----- Input material

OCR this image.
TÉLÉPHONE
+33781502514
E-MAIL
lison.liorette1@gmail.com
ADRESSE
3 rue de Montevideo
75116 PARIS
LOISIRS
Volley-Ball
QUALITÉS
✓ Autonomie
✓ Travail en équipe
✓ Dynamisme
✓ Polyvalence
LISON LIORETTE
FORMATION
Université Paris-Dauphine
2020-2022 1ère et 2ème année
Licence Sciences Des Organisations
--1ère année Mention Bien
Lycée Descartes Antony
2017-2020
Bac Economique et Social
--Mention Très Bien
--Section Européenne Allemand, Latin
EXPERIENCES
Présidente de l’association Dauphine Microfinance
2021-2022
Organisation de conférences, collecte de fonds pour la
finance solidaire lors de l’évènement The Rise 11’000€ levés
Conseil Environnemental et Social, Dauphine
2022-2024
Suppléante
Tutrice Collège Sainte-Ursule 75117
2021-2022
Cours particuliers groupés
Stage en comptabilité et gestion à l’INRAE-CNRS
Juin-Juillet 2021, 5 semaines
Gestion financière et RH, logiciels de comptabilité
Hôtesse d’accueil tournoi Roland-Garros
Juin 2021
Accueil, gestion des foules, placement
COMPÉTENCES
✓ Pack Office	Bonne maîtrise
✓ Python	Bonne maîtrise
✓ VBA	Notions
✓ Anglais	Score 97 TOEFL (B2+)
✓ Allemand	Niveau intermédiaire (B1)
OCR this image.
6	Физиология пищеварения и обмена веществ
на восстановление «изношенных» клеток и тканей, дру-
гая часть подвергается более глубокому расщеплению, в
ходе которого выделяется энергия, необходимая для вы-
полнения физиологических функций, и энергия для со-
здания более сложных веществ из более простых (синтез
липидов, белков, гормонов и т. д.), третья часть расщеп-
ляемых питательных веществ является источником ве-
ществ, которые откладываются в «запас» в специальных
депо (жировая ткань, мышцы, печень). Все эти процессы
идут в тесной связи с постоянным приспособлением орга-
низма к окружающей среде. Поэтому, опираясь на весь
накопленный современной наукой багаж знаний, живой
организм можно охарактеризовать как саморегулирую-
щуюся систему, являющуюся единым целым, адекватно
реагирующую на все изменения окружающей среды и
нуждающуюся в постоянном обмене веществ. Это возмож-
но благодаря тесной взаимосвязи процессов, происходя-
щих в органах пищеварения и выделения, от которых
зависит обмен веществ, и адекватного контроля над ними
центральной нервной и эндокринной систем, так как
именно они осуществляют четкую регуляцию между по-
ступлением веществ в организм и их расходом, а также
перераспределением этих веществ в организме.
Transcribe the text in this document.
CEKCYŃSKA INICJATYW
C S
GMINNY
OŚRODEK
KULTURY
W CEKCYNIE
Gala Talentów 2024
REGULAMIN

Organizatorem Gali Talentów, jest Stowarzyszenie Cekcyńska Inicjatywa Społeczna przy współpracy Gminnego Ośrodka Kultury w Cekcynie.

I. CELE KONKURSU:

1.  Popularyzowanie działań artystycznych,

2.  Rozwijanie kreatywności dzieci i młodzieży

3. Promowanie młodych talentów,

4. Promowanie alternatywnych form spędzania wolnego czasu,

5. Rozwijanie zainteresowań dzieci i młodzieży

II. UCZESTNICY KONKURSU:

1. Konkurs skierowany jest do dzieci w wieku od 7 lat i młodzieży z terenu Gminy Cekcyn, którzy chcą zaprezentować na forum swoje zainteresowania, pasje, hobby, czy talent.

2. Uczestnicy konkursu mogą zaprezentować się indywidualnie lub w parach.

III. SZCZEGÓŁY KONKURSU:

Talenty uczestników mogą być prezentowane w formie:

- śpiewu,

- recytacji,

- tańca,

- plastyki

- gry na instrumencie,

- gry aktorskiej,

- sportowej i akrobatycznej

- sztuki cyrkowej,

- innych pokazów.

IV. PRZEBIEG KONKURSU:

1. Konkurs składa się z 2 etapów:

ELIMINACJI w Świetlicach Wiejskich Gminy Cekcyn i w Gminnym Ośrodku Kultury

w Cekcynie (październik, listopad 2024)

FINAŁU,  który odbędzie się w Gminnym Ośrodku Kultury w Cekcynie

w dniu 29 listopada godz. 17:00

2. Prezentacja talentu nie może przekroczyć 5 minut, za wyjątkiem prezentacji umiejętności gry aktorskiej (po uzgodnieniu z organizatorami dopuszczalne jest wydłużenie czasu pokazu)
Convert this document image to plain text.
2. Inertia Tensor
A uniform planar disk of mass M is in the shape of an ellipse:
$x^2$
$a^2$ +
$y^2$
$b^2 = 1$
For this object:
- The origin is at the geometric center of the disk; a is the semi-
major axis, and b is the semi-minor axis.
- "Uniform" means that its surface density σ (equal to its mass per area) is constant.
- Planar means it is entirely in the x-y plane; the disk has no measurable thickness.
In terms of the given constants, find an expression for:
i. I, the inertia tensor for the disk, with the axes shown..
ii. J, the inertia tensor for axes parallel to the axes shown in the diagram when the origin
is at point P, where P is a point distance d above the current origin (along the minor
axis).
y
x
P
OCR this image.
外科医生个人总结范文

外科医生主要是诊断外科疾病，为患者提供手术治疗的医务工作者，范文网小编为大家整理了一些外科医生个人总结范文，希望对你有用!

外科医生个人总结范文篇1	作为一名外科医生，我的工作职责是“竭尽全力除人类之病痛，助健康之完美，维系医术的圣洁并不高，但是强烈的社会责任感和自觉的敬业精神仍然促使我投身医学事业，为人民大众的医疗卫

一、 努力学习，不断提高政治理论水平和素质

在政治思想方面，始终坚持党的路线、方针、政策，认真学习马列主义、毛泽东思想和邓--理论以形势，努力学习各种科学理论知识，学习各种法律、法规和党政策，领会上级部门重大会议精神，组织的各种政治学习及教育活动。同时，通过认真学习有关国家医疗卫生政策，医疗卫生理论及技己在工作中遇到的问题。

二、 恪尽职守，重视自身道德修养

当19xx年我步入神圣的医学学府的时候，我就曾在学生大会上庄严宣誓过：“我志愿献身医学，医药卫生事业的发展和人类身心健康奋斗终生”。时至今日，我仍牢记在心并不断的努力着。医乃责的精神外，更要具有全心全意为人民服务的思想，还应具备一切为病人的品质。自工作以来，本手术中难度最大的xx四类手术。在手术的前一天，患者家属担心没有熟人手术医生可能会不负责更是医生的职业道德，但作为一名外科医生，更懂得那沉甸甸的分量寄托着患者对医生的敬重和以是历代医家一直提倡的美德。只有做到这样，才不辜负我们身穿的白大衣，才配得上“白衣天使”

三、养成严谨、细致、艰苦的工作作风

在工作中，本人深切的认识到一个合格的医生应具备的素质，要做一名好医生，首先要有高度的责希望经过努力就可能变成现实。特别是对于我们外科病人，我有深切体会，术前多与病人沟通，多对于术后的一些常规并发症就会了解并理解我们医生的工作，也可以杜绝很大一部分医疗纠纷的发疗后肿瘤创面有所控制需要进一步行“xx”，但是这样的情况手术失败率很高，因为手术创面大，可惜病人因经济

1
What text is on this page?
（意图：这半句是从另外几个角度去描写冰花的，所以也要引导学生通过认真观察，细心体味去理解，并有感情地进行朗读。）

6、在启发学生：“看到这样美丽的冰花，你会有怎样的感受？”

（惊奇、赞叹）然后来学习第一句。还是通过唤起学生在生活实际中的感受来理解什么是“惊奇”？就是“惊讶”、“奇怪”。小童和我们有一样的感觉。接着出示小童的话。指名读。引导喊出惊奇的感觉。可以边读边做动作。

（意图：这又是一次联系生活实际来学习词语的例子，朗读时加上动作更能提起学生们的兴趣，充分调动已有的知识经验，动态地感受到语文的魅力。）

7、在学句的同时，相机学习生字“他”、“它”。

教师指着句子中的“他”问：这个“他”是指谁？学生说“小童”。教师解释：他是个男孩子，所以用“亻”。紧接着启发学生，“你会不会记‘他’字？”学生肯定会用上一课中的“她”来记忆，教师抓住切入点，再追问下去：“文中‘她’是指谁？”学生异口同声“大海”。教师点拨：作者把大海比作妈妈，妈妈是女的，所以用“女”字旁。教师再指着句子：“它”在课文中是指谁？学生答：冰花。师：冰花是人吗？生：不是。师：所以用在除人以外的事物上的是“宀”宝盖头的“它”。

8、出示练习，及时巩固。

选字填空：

----------

Problem:
Tally up the lines holding the string "disk" in this listing, and report the total alone.

Completed exercise:
4